> _Aim_: Where a line below holds the string "this", copy that line.

━━━ Listed records

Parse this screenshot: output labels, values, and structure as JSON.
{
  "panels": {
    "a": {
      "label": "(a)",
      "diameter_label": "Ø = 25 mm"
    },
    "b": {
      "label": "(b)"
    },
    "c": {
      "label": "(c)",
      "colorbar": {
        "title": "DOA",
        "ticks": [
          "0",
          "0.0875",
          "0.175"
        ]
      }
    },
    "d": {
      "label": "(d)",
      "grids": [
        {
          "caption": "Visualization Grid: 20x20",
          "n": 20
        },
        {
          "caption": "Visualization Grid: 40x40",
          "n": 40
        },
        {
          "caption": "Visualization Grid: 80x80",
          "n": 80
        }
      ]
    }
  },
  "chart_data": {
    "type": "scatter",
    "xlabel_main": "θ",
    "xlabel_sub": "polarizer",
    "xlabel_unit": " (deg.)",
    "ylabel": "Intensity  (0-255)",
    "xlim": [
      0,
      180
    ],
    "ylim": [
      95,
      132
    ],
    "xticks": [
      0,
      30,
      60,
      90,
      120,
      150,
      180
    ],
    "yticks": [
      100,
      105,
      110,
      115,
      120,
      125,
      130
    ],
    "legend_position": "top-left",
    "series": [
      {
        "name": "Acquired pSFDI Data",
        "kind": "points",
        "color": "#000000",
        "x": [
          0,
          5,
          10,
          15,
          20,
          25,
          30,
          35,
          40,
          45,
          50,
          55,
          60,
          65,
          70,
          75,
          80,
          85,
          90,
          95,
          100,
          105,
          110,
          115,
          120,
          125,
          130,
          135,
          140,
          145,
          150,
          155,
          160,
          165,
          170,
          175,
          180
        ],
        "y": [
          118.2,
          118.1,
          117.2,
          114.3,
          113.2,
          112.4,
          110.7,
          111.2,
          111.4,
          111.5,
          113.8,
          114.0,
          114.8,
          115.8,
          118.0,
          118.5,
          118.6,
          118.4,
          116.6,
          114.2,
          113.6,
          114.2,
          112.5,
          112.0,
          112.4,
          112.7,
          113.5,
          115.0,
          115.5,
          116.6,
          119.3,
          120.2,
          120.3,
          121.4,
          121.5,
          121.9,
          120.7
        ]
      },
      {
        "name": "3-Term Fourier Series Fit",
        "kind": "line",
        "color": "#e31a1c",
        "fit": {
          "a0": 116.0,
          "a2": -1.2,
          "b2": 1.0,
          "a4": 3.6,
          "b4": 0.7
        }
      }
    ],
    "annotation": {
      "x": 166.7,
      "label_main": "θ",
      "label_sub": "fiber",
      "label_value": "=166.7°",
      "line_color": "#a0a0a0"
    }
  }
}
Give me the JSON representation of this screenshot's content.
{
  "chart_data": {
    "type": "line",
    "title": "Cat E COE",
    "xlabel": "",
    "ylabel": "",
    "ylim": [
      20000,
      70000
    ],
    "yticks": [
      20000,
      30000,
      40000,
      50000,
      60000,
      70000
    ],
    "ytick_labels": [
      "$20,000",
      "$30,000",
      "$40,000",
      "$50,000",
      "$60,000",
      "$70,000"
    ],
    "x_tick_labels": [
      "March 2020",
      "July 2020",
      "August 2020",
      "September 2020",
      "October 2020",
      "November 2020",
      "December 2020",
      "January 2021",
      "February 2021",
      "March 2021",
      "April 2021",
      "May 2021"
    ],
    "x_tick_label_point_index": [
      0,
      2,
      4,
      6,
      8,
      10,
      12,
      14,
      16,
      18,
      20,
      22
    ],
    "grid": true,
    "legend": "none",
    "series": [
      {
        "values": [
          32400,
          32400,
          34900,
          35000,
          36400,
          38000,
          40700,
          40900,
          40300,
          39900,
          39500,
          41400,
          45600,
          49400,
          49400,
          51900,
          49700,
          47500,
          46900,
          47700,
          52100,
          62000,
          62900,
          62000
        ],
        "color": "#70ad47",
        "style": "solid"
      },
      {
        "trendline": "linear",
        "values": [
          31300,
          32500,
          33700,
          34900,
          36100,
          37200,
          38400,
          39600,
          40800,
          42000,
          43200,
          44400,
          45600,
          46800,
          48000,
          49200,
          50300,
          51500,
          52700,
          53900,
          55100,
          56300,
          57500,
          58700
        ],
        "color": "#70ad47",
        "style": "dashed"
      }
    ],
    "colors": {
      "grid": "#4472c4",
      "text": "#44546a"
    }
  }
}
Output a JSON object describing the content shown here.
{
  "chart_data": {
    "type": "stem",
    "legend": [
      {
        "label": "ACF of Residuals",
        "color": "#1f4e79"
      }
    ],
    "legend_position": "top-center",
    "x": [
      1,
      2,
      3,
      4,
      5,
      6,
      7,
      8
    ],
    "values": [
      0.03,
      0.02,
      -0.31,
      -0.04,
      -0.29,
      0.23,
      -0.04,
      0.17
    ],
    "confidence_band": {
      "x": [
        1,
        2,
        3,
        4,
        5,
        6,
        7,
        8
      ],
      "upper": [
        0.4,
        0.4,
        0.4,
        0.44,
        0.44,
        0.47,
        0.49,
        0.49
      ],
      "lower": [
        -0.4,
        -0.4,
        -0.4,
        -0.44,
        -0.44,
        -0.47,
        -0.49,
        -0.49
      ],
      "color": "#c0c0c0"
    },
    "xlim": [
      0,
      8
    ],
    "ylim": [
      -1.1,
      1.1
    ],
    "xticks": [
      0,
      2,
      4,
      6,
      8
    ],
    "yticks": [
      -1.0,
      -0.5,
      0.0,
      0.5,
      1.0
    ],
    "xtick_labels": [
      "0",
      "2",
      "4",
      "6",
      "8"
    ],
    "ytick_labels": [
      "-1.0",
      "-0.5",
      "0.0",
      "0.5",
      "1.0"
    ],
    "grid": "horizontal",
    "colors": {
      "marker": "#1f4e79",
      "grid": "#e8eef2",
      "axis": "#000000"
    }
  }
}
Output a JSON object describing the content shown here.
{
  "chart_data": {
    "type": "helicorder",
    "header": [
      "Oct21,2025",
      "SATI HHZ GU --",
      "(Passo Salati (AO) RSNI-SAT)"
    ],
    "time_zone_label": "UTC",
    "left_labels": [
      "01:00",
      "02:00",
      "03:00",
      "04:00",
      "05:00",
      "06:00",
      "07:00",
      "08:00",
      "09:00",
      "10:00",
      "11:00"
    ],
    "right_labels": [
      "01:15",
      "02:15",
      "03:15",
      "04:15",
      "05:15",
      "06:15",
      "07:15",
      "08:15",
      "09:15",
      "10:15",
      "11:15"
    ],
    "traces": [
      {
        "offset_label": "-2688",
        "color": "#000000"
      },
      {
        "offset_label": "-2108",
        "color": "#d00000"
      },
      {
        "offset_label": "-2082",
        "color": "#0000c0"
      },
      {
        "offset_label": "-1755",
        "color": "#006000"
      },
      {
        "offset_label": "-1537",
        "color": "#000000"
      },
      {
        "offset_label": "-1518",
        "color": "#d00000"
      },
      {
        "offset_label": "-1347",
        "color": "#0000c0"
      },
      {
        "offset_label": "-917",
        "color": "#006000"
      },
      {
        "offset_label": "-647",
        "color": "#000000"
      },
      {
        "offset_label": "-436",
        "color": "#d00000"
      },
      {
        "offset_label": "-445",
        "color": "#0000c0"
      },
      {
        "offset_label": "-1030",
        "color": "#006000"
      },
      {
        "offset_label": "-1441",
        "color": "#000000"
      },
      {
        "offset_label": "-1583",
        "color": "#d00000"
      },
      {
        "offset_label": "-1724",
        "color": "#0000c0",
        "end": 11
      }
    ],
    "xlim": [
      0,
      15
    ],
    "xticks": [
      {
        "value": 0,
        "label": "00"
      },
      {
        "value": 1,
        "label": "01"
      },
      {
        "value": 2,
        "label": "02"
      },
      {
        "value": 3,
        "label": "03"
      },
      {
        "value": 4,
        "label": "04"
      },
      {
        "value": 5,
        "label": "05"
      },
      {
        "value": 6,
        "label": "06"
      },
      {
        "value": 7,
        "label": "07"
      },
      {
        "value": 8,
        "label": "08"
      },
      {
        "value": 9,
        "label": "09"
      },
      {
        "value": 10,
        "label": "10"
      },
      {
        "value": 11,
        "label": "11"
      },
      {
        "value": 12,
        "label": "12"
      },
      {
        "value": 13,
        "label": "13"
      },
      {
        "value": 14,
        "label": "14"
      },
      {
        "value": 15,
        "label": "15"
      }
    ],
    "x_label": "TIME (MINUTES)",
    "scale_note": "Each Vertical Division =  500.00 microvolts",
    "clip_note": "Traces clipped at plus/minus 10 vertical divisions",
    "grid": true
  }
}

━━━━━━

> _Exercise answer_:
Parse this screenshot: output labels, values, and structure as JSON.
Give me the JSON representation of this screenshot's content.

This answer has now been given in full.